— Start Selected passage —

A Candidate’s Perspective on the Meat Market

posted by Dave Hoffman

Meat_section_of_the_market_in_Oaxaca.jpgA candidate for a job at the AALS hiring conference (a.k.a. “the meat market”) has written me the following reflection on the process this year. For the time being s/he wants to remain anonymous. I thought it worth sharing with you. I haven’t edited it at all, except for inserting the appropriate hyperlinks, and adding the relevant picture.

Many people give advice about what you need to do to prepare for the AALS Faculty Recruitment Conference. But most of those folks are already established professors. I just returned from the conference and I want to provide some general thoughts about what made my time at the conference happier and more productive for me. I know it is too late for this crop of young candidates, but maybe it will help on your callbacks or future generations of aspiring professors.

— End Selected passage —

▸ **To-do list**:
1. In the meat market post, repeat the text between "Many people give" and "of aspiring professors.", inclusive.
2. Answer these questions using the meat market post:
(a) Who posted it?
(b) What two changes did the poster make to the candidate's reflection?
(c) According to the candidate, who are most of the people giving advice on preparing for the conference?

— Start Provided records —

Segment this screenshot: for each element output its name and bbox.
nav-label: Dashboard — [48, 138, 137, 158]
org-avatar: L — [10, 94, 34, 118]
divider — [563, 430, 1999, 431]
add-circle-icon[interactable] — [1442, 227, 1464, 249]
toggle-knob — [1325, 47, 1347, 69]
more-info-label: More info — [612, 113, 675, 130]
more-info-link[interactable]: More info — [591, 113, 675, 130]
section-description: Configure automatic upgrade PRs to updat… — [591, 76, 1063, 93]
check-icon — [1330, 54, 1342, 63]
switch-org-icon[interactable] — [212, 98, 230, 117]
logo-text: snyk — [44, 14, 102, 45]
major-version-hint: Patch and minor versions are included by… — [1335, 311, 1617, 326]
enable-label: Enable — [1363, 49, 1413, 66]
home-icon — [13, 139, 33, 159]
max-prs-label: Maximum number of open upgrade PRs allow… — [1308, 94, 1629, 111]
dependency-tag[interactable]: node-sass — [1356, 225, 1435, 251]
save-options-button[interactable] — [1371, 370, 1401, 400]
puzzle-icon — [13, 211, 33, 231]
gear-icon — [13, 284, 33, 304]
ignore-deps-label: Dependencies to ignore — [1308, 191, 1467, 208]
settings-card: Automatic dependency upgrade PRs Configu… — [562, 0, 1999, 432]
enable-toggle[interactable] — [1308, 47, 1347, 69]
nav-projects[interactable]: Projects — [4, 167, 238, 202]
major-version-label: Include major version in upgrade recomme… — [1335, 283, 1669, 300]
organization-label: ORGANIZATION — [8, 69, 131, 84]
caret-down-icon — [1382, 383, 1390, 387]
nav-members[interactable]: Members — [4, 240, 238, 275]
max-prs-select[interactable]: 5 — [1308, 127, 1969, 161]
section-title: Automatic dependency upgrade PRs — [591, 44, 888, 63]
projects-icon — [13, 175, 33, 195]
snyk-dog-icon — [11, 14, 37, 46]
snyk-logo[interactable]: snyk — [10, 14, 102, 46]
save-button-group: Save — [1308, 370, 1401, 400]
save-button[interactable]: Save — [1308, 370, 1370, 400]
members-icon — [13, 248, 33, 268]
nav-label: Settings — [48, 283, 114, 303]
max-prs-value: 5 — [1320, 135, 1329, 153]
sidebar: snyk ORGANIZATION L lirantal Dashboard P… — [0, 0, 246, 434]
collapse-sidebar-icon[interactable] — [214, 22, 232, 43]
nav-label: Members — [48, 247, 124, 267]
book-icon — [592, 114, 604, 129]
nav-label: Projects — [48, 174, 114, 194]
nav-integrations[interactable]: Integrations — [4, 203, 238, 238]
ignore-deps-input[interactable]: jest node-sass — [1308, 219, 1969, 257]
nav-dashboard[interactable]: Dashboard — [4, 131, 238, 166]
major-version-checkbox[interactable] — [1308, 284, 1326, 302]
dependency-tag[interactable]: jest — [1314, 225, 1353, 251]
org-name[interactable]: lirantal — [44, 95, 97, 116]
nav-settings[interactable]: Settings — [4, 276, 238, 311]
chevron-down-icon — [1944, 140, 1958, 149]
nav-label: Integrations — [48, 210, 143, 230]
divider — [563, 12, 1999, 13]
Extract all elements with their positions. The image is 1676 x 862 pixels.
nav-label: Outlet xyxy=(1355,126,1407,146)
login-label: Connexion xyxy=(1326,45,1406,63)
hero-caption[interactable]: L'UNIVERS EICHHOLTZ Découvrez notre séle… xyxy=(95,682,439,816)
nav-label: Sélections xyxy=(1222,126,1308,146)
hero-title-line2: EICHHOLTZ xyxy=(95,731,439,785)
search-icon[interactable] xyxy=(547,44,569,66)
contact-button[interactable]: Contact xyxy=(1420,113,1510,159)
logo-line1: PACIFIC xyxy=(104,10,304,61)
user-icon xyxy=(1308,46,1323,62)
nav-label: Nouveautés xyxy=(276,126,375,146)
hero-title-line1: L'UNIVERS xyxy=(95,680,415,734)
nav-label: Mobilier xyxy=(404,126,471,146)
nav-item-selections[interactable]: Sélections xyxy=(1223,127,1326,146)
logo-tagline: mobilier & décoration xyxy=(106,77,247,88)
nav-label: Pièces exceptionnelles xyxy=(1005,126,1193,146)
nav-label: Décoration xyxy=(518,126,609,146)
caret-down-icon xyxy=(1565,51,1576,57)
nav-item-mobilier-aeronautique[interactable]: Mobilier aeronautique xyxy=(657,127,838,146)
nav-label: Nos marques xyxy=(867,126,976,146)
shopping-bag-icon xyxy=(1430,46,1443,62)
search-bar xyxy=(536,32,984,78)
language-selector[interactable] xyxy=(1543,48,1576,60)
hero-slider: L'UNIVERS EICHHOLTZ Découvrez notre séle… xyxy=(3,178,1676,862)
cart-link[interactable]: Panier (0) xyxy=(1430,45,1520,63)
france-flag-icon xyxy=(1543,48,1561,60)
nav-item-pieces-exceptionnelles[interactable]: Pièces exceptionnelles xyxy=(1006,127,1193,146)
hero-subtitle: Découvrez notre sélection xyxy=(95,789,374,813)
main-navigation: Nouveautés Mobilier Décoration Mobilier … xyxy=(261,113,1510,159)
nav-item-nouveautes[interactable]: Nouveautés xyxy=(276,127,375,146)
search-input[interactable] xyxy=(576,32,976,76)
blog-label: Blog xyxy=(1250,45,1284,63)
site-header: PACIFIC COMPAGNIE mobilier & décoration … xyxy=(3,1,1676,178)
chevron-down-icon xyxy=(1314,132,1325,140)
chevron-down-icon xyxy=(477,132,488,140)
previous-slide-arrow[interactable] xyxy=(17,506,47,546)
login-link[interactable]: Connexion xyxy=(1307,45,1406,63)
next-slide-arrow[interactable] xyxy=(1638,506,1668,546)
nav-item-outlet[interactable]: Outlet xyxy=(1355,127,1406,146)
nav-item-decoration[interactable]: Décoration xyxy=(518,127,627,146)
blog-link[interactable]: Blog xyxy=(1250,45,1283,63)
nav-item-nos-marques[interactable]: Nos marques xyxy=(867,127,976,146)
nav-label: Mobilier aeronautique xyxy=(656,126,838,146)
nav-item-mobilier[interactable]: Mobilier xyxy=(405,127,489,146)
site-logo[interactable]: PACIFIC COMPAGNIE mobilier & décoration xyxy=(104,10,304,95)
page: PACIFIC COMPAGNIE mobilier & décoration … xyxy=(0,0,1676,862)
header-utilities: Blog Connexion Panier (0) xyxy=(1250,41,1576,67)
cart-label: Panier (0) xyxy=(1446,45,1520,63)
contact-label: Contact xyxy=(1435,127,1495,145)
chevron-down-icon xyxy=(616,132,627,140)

— End Provided records —

▸ **Set of answers**:
1.
Many people give advice about what you need to do to prepare for the AALS Faculty Recruitment Conference. But most of those folks are already established professors. I just returned from the conference and I want to provide some general thoughts about what made my time at the conference happier and more productive for me. I know it is too late for this crop of young candidates, but maybe it will help on your callbacks or future generations of aspiring professors.

2.
(a) Dave Hoffman
(b) Inserting the appropriate hyperlinks and adding the relevant picture
(c) Already established professors